東洲島の記事で、三つの権益をまとめて市場に公開売却した結果、最終的にいくらで落札されたかを答えよ。

◆ 提示された文章

____________________

2026-07-17
7月14日に開催された国務院新聞弁公室の記者会見において、自然資源部は衡陽市の東洲島を具体例として取り上げ、湖南省が推し進める「自然資源資産の一体的供給改革」の取り組みを高く評価した。
東洲島は、古くから「衡陽八景」の一つである「東洲桃浪」の所在地で知られ、島内には百年以上の歴史を有する「船山書院」が佇んでいる。しかし、この面積324ムー(約21.6ヘクタール)の中洲島は、数年前まで「資産の実態が把握できない」「所有権が曖昧」「資源が過度に細分化し管理されている」といった問題を抱えていた。
土地は国土部門、森林は林業部門、水域は水利部門、文化財は文化観光部門と、それぞれ異なる管理主体に属していたため、島全体の資源価値を総合的に活用することが難しい状況にあった。
2024年、「第3回湖南観光発展大会」の開催を契機に、衡陽市は東洲島を自然資源資産の一体的供給改革のモデル事業区に指定した。島内の324ムーの土地、13キロメートルに及ぶ湘江の沿岸部、18か所の文化観光スポットを対象に、権利関係や現状を一つずつ整理し、政府が事前に5億3,000万元を投じて資産価値の向上のための整備を行った。
同2024年、島内の82.02ムーの国有建設用地の使用権、島全体の文化観光運営権、および湘江遊覧船観光事業の運営権の三つの権益をパッケージ化し、市場に公開売却し、最終的に6億1,500万元で落札された。
この権益を獲得した民間企業である事業主体は速やかに観光開発事業に乗り出した。
島を一周する約4キロメートルの噴水施設が湘江の夜景を彩り、デジタル化された船山書院ではAR・VR技術を活用して百年の歴史を持つ書院を体験型施設としてよみがえらせた。また、「芒果快楽森林(マンゴー・ハッピーフォレスト)」は多くの親子連れの観光客を呼び込み、36棟の伝統様式の建築はレトロな「蘇州湾老街」として新たな観光スポットへと生まれ変わった。
一方で、事業契約では、「島全体のの無料開放スペースを50%以上維持し、島全体の囲い込みでの有料化はしない」と明確に定められており、市民公園としての公益性がしっかりと守られている。
その改革の成果は短期間で現れた。
今年5月までに、東洲島の累計観光客数は372万5,000人に達し、最多の日には1日8万人が訪れた。総営業収入は1,045万元に達し、周辺地域に20億元以上の消費を直接的にもたらした。
また、環境面でも成果が見られ、島内の緑化面積は24万平方メートルに拡大し、湘江の水質は安定して国家Ⅱ類(極めて良好)基準を維持している。さらに1,200ムーの湿地が回復され、東洲島は国家AAAA級観光景区にも認定された。
複数の権益の「組み合わせ供給」によって資源の分散管理の課題を解決した東洲島の経験は、2026年に自然資源部の『生態製品価値実現の典型事例集』に選定された。
湖南省では現在、全国に先駆けて10の政府部門による連携メカニズムを構築しており、これまでに省内の自然資源資産一体供給プロジェクトはすでに28件が成約し、取引総額は80億3,100万元に達している。この取り組みは、自然資源の保護と活用を両立させながら、地域経済の活性化を実現する新たなモデルとして注目を集めている。

____________________

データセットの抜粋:
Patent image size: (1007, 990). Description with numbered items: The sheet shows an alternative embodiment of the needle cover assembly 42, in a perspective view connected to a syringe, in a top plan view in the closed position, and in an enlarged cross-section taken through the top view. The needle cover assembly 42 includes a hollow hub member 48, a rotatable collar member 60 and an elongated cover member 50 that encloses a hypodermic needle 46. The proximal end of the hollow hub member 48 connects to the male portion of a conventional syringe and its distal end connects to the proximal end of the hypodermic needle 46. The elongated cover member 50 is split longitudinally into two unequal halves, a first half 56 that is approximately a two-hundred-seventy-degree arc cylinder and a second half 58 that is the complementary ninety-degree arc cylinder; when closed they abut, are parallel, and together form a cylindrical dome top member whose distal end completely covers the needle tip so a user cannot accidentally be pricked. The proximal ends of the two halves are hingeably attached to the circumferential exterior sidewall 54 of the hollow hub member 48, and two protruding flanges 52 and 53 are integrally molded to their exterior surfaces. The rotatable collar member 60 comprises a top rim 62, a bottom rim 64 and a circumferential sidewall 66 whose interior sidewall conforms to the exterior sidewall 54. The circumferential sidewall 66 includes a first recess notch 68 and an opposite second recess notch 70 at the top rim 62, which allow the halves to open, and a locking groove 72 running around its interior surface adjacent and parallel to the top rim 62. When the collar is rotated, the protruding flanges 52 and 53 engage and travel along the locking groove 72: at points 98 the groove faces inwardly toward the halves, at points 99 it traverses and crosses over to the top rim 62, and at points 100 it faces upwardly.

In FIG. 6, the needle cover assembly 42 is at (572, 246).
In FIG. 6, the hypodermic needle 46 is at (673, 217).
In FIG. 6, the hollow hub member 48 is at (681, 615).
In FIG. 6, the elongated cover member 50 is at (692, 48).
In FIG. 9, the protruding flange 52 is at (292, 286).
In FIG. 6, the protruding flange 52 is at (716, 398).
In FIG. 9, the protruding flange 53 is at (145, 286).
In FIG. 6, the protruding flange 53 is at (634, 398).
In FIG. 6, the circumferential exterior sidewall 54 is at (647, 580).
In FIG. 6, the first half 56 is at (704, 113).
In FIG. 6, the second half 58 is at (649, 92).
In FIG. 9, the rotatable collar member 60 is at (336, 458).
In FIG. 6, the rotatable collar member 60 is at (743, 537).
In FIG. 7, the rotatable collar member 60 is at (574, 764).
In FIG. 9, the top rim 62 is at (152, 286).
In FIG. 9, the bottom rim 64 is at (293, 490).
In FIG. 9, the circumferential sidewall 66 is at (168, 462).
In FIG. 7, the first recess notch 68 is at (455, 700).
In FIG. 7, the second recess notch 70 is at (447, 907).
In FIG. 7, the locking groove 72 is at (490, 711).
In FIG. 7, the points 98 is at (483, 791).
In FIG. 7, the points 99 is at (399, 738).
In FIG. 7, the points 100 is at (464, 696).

____________________

◆ 課題の出力
6億1,500万元